→ **PROBLEM STATEMENT**: Return all lines with the word "Analyst" in them.

::: MATERIAL :::

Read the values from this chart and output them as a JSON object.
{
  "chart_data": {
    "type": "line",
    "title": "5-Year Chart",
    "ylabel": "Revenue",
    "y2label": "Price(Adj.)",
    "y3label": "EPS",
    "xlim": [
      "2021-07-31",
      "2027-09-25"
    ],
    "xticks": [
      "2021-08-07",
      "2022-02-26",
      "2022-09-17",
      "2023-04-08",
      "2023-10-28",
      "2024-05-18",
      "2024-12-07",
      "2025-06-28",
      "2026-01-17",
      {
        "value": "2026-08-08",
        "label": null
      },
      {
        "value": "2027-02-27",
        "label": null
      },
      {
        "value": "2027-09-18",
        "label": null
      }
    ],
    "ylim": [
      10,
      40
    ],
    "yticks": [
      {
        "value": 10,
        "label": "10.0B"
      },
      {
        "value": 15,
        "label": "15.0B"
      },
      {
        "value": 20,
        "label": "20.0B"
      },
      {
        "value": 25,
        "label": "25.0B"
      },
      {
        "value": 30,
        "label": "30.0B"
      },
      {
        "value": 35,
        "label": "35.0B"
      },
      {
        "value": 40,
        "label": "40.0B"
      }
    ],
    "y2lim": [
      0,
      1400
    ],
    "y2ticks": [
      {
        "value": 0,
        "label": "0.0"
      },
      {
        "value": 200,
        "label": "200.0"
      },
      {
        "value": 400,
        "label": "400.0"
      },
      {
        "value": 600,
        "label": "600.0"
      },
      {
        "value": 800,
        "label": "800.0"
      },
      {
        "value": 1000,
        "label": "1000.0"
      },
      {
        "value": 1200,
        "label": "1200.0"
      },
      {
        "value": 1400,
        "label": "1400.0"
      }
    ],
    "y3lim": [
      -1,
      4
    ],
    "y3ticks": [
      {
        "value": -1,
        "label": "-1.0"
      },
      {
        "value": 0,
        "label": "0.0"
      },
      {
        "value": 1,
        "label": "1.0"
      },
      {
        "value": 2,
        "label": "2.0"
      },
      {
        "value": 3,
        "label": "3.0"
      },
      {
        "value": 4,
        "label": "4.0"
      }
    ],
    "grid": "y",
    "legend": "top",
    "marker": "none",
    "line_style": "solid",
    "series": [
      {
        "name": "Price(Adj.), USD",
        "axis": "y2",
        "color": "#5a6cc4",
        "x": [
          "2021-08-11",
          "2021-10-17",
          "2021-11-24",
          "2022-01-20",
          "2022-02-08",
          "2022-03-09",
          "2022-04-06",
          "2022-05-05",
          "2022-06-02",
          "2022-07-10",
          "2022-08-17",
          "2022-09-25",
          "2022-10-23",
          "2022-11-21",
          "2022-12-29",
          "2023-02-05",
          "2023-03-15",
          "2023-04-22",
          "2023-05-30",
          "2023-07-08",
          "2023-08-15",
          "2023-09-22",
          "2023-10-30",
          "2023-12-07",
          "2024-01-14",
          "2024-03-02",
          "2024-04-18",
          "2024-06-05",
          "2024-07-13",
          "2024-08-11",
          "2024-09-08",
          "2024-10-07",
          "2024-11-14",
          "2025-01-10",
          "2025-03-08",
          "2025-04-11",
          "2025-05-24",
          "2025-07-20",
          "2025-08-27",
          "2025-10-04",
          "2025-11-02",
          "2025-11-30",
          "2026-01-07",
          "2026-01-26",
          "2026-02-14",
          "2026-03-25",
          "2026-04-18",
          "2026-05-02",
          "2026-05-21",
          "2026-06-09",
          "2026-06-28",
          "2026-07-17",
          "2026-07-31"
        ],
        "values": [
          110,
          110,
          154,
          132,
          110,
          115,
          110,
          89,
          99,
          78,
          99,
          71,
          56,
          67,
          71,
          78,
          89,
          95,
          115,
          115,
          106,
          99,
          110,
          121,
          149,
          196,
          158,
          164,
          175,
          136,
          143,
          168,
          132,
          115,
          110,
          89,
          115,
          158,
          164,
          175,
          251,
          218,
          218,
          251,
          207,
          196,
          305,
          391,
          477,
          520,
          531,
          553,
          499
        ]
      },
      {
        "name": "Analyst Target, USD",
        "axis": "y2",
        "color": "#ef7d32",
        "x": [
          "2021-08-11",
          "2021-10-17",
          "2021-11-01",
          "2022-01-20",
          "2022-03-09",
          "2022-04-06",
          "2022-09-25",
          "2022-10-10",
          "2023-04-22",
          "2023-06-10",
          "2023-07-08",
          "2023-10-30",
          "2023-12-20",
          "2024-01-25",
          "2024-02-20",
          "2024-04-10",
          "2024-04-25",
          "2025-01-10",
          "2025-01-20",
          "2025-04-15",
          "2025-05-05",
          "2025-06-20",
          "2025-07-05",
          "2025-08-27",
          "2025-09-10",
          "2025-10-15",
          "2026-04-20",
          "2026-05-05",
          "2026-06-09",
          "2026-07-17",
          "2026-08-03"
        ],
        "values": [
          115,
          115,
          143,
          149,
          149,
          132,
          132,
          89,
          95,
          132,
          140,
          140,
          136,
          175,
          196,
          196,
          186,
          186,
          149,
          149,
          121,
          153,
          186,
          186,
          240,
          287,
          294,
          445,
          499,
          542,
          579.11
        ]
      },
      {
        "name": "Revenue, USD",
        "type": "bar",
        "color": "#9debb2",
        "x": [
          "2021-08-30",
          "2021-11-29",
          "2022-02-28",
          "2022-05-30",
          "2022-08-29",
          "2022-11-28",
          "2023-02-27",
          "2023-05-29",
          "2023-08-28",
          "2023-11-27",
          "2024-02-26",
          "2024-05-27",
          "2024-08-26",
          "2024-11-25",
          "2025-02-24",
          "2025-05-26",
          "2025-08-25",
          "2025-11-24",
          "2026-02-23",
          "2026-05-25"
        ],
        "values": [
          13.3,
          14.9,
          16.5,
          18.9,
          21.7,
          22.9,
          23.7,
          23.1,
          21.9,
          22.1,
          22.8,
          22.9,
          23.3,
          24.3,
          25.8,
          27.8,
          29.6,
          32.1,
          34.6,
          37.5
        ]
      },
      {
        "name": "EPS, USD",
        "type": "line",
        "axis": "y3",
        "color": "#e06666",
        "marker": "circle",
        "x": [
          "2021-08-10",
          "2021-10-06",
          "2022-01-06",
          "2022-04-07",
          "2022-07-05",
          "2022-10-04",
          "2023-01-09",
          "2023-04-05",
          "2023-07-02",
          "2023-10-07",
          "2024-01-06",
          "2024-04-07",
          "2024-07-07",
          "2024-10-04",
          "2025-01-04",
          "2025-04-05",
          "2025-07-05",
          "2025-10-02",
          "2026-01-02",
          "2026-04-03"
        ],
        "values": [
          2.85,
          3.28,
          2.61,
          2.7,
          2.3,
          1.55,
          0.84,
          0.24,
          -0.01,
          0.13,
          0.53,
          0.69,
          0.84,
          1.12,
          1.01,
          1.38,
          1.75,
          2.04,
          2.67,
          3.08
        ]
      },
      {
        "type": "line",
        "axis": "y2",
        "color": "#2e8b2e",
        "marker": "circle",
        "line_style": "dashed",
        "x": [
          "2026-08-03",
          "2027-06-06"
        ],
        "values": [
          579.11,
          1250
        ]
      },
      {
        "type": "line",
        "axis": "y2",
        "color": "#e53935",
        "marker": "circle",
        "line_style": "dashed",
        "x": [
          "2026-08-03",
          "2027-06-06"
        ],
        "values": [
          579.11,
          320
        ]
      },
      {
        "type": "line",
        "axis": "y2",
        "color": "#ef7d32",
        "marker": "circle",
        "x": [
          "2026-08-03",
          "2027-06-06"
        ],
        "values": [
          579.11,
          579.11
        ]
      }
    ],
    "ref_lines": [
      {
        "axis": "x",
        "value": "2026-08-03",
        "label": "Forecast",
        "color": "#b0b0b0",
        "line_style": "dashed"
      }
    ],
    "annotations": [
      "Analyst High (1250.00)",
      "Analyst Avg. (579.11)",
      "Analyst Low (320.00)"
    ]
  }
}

:::

→ **WRITTEN ANSWER**:
        "name": "Analyst Target, USD",
      "Analyst High (1250.00)",
      "Analyst Avg. (579.11)",
      "Analyst Low (320.00)"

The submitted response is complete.